▶ Exercise details:
Examine the material below. Gather every line in which the string "Discussions" appears.

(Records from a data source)
* * *
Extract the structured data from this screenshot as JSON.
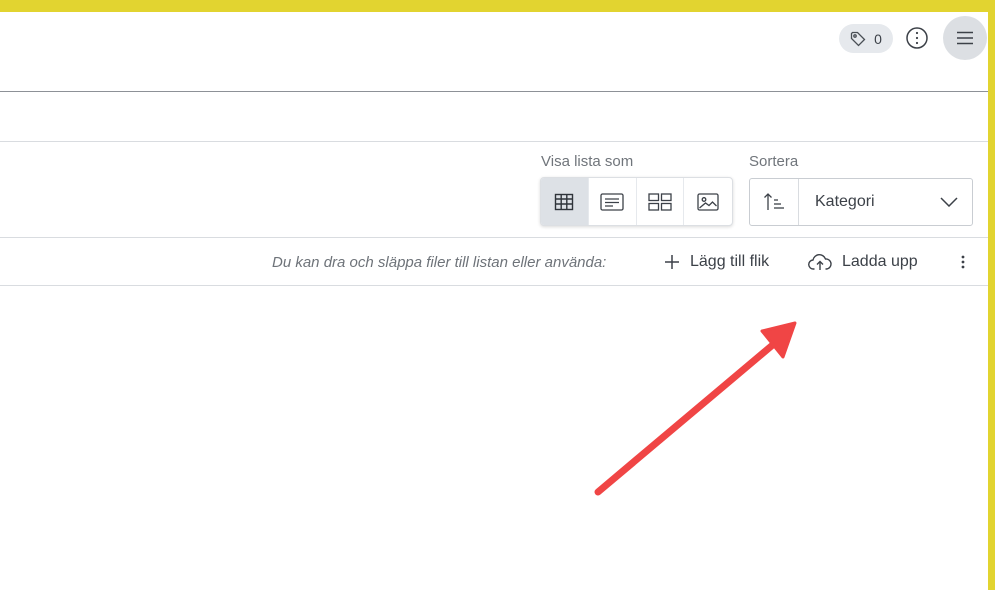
{
  "header": {
    "tag_count": "0",
    "icons": {
      "tag": "tag-icon",
      "info": "more-vertical-circle-icon",
      "menu": "hamburger-menu-icon"
    }
  },
  "view": {
    "label": "Visa lista som",
    "options": [
      {
        "icon": "table-grid-icon",
        "active": true
      },
      {
        "icon": "text-list-icon",
        "active": false
      },
      {
        "icon": "tiles-icon",
        "active": false
      },
      {
        "icon": "image-gallery-icon",
        "active": false
      }
    ]
  },
  "sort": {
    "label": "Sortera",
    "selected": "Kategori",
    "icons": {
      "direction": "sort-ascending-icon",
      "dropdown": "chevron-down-icon"
    }
  },
  "actions": {
    "hint": "Du kan dra och släppa filer till listan eller använda:",
    "add_tab": "Lägg till flik",
    "upload": "Ladda upp",
    "icons": {
      "add": "plus-icon",
      "upload": "cloud-upload-icon",
      "more": "kebab-menu-icon"
    }
  },
  "colors": {
    "highlight_border": "#e2d430",
    "annotation_arrow": "#f04545",
    "active_view": "#dde1e6"
  }
}
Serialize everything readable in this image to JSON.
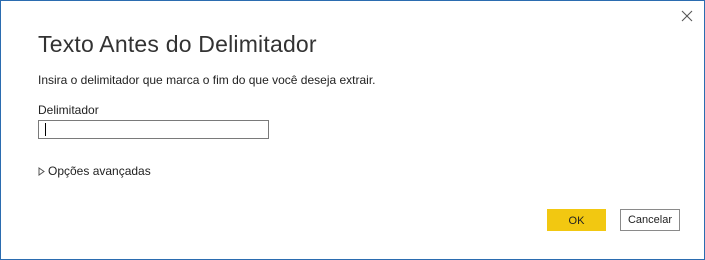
{
  "dialog": {
    "title": "Texto Antes do Delimitador",
    "description": "Insira o delimitador que marca o fim do que você deseja extrair.",
    "field_label": "Delimitador",
    "field_value": "",
    "advanced_label": "Opções avançadas",
    "ok_label": "OK",
    "cancel_label": "Cancelar"
  },
  "colors": {
    "accent": "#f2c811",
    "border": "#2b6cb0"
  },
  "icons": {
    "close": "close-icon",
    "expand": "triangle-right-icon"
  }
}
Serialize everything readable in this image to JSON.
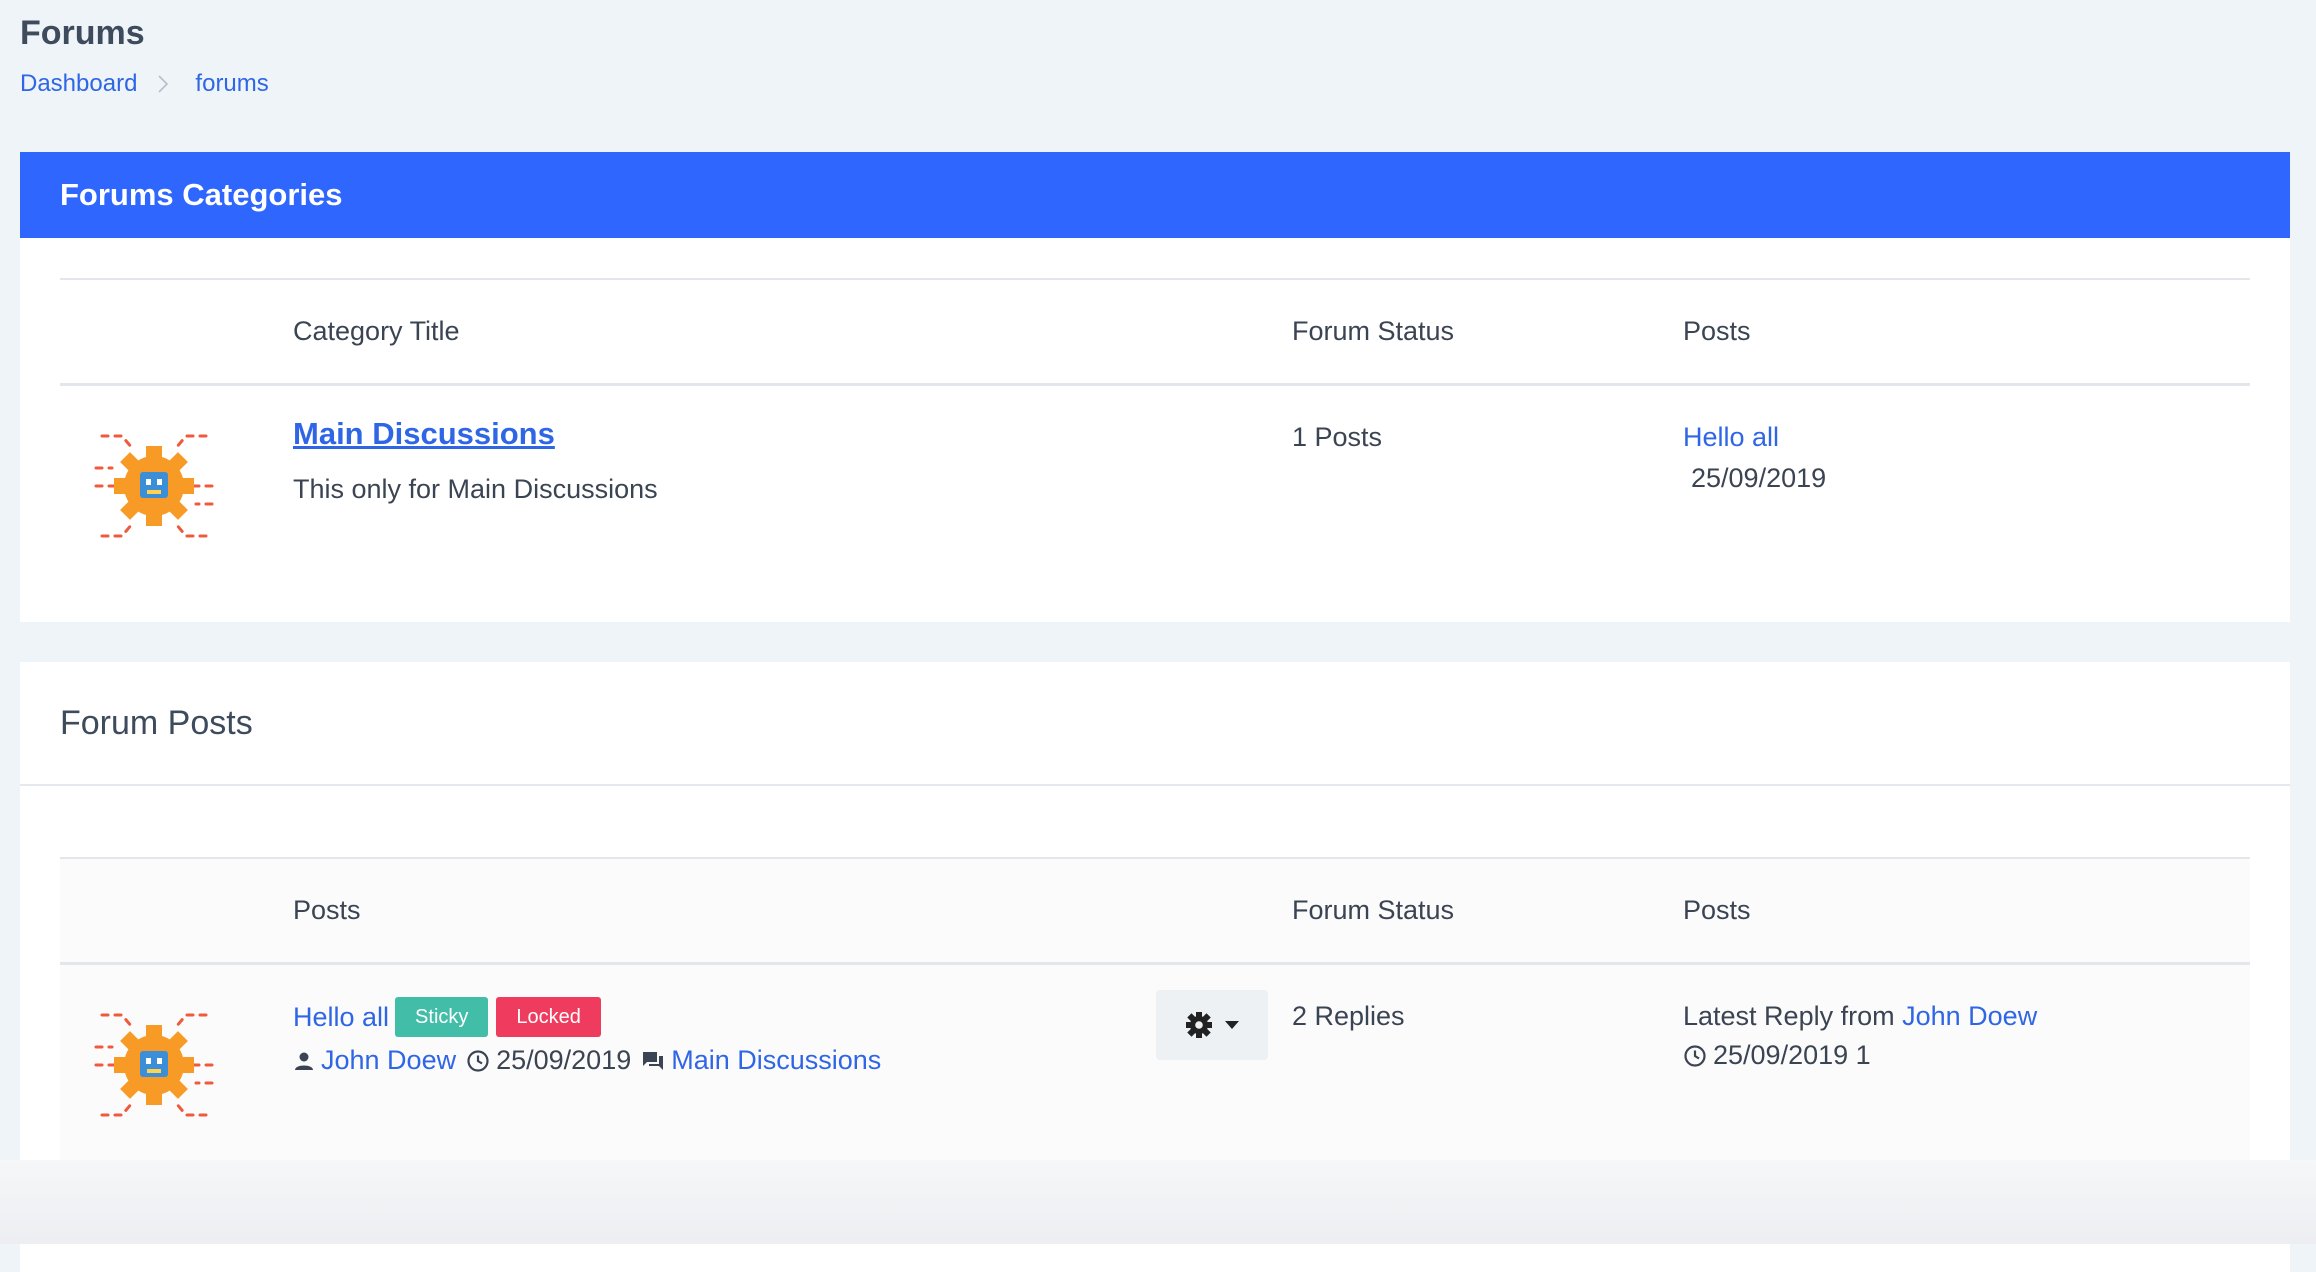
{
  "page": {
    "title": "Forums"
  },
  "breadcrumb": {
    "items": [
      "Dashboard",
      "forums"
    ]
  },
  "categories_card": {
    "title": "Forums Categories",
    "columns": [
      "Category Title",
      "Forum Status",
      "Posts"
    ],
    "rows": [
      {
        "icon": "gear-robot-icon",
        "title": "Main Discussions",
        "description": "This only for Main Discussions",
        "status": "1 Posts",
        "latest_post": "Hello all",
        "latest_date": "25/09/2019"
      }
    ]
  },
  "posts_card": {
    "title": "Forum Posts",
    "columns": [
      "Posts",
      "Forum Status",
      "Posts"
    ],
    "rows": [
      {
        "icon": "gear-robot-icon",
        "title": "Hello all",
        "badges": [
          "Sticky",
          "Locked"
        ],
        "author": "John Doew",
        "date": "25/09/2019",
        "category": "Main Discussions",
        "status": "2 Replies",
        "latest_reply_prefix": "Latest Reply from",
        "latest_reply_author": "John Doew",
        "latest_reply_date": "25/09/2019 1"
      }
    ]
  },
  "colors": {
    "primary": "#2f66fd",
    "link": "#2f66e6",
    "sticky": "#42bda8",
    "locked": "#ef3b5d"
  }
}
* * *
▶ Solution for this task:
        "title": "Main Discussions",
        "description": "This only for Main Discussions",
        "category": "Main Discussions",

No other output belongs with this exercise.